> **Task instructions**:
Exactly reproduce each entry, leaving out nothing.

> **Entries shown**:
+---+
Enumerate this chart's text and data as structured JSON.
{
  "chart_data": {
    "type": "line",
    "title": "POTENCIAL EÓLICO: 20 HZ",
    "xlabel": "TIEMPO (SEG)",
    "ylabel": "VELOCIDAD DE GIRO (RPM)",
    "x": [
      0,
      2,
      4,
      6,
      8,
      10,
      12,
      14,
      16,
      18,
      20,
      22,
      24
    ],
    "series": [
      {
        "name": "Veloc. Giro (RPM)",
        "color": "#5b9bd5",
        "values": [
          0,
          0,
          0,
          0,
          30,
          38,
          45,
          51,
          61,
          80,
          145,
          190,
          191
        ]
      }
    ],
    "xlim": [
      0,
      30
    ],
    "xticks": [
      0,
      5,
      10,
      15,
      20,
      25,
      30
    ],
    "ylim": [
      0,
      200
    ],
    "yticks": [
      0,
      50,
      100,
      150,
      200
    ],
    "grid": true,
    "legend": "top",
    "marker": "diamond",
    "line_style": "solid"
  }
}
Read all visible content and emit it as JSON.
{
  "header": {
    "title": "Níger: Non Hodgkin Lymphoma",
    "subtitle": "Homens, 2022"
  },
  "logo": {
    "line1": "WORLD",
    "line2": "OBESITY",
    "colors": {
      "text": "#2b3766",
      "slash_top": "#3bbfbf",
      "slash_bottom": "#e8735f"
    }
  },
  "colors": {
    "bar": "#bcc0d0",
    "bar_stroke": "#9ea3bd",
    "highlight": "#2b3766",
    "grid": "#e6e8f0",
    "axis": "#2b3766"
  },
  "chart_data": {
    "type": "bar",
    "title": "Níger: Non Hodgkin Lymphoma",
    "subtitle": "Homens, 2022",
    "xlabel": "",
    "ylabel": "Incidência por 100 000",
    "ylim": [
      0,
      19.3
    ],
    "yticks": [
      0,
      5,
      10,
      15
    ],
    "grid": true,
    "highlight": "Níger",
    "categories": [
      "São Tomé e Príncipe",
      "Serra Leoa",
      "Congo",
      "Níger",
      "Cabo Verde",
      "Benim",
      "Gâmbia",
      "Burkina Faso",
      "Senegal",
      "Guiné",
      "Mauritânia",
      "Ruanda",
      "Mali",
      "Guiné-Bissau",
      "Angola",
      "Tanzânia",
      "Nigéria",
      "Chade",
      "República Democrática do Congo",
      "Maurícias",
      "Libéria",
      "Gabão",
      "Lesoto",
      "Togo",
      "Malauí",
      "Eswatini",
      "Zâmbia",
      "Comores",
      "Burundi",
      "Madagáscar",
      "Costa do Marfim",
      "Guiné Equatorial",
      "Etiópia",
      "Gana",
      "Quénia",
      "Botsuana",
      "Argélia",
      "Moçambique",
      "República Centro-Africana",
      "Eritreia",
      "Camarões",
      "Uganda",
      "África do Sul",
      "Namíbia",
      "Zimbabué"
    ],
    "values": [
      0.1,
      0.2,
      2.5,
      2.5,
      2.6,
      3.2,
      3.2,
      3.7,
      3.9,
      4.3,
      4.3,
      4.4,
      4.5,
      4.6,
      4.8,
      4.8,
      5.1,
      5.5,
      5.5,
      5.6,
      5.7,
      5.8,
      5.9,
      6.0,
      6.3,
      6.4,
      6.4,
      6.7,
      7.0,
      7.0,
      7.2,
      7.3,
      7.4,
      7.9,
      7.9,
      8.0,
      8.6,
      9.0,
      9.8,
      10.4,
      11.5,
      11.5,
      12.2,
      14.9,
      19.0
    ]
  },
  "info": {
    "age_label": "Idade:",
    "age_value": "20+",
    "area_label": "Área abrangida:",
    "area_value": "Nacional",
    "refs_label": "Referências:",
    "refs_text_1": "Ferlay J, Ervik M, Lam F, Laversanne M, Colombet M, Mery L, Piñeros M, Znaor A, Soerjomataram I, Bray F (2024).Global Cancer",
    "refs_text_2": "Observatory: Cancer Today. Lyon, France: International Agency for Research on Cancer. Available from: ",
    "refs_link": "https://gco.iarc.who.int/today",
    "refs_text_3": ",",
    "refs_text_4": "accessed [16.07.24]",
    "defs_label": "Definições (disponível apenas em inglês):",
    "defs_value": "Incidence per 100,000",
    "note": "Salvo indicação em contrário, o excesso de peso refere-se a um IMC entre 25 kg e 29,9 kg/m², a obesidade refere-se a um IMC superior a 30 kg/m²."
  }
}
+---+
> **Final result**:
Enumerate this chart's text and data as structured JSON.
{
  "chart_data": {
    "type": "line",
    "title": "POTENCIAL EÓLICO: 20 HZ",
    "xlabel": "TIEMPO (SEG)",
    "ylabel": "VELOCIDAD DE GIRO (RPM)",
    "x": [
      0,
      2,
      4,
      6,
      8,
      10,
      12,
      14,
      16,
      18,
      20,
      22,
      24
    ],
    "series": [
      {
        "name": "Veloc. Giro (RPM)",
        "color": "#5b9bd5",
        "values": [
          0,
          0,
          0,
          0,
          30,
          38,
          45,
          51,
          61,
          80,
          145,
          190,
          191
        ]
      }
    ],
    "xlim": [
      0,
      30
    ],
    "xticks": [
      0,
      5,
      10,
      15,
      20,
      25,
      30
    ],
    "ylim": [
      0,
      200
    ],
    "yticks": [
      0,
      50,
      100,
      150,
      200
    ],
    "grid": true,
    "legend": "top",
    "marker": "diamond",
    "line_style": "solid"
  }
}
Read all visible content and emit it as JSON.
{
  "header": {
    "title": "Níger: Non Hodgkin Lymphoma",
    "subtitle": "Homens, 2022"
  },
  "logo": {
    "line1": "WORLD",
    "line2": "OBESITY",
    "colors": {
      "text": "#2b3766",
      "slash_top": "#3bbfbf",
      "slash_bottom": "#e8735f"
    }
  },
  "colors": {
    "bar": "#bcc0d0",
    "bar_stroke": "#9ea3bd",
    "highlight": "#2b3766",
    "grid": "#e6e8f0",
    "axis": "#2b3766"
  },
  "chart_data": {
    "type": "bar",
    "title": "Níger: Non Hodgkin Lymphoma",
    "subtitle": "Homens, 2022",
    "xlabel": "",
    "ylabel": "Incidência por 100 000",
    "ylim": [
      0,
      19.3
    ],
    "yticks": [
      0,
      5,
      10,
      15
    ],
    "grid": true,
    "highlight": "Níger",
    "categories": [
      "São Tomé e Príncipe",
      "Serra Leoa",
      "Congo",
      "Níger",
      "Cabo Verde",
      "Benim",
      "Gâmbia",
      "Burkina Faso",
      "Senegal",
      "Guiné",
      "Mauritânia",
      "Ruanda",
      "Mali",
      "Guiné-Bissau",
      "Angola",
      "Tanzânia",
      "Nigéria",
      "Chade",
      "República Democrática do Congo",
      "Maurícias",
      "Libéria",
      "Gabão",
      "Lesoto",
      "Togo",
      "Malauí",
      "Eswatini",
      "Zâmbia",
      "Comores",
      "Burundi",
      "Madagáscar",
      "Costa do Marfim",
      "Guiné Equatorial",
      "Etiópia",
      "Gana",
      "Quénia",
      "Botsuana",
      "Argélia",
      "Moçambique",
      "República Centro-Africana",
      "Eritreia",
      "Camarões",
      "Uganda",
      "África do Sul",
      "Namíbia",
      "Zimbabué"
    ],
    "values": [
      0.1,
      0.2,
      2.5,
      2.5,
      2.6,
      3.2,
      3.2,
      3.7,
      3.9,
      4.3,
      4.3,
      4.4,
      4.5,
      4.6,
      4.8,
      4.8,
      5.1,
      5.5,
      5.5,
      5.6,
      5.7,
      5.8,
      5.9,
      6.0,
      6.3,
      6.4,
      6.4,
      6.7,
      7.0,
      7.0,
      7.2,
      7.3,
      7.4,
      7.9,
      7.9,
      8.0,
      8.6,
      9.0,
      9.8,
      10.4,
      11.5,
      11.5,
      12.2,
      14.9,
      19.0
    ]
  },
  "info": {
    "age_label": "Idade:",
    "age_value": "20+",
    "area_label": "Área abrangida:",
    "area_value": "Nacional",
    "refs_label": "Referências:",
    "refs_text_1": "Ferlay J, Ervik M, Lam F, Laversanne M, Colombet M, Mery L, Piñeros M, Znaor A, Soerjomataram I, Bray F (2024).Global Cancer",
    "refs_text_2": "Observatory: Cancer Today. Lyon, France: International Agency for Research on Cancer. Available from: ",
    "refs_link": "https://gco.iarc.who.int/today",
    "refs_text_3": ",",
    "refs_text_4": "accessed [16.07.24]",
    "defs_label": "Definições (disponível apenas em inglês):",
    "defs_value": "Incidence per 100,000",
    "note": "Salvo indicação em contrário, o excesso de peso refere-se a um IMC entre 25 kg e 29,9 kg/m², a obesidade refere-se a um IMC superior a 30 kg/m²."
  }
}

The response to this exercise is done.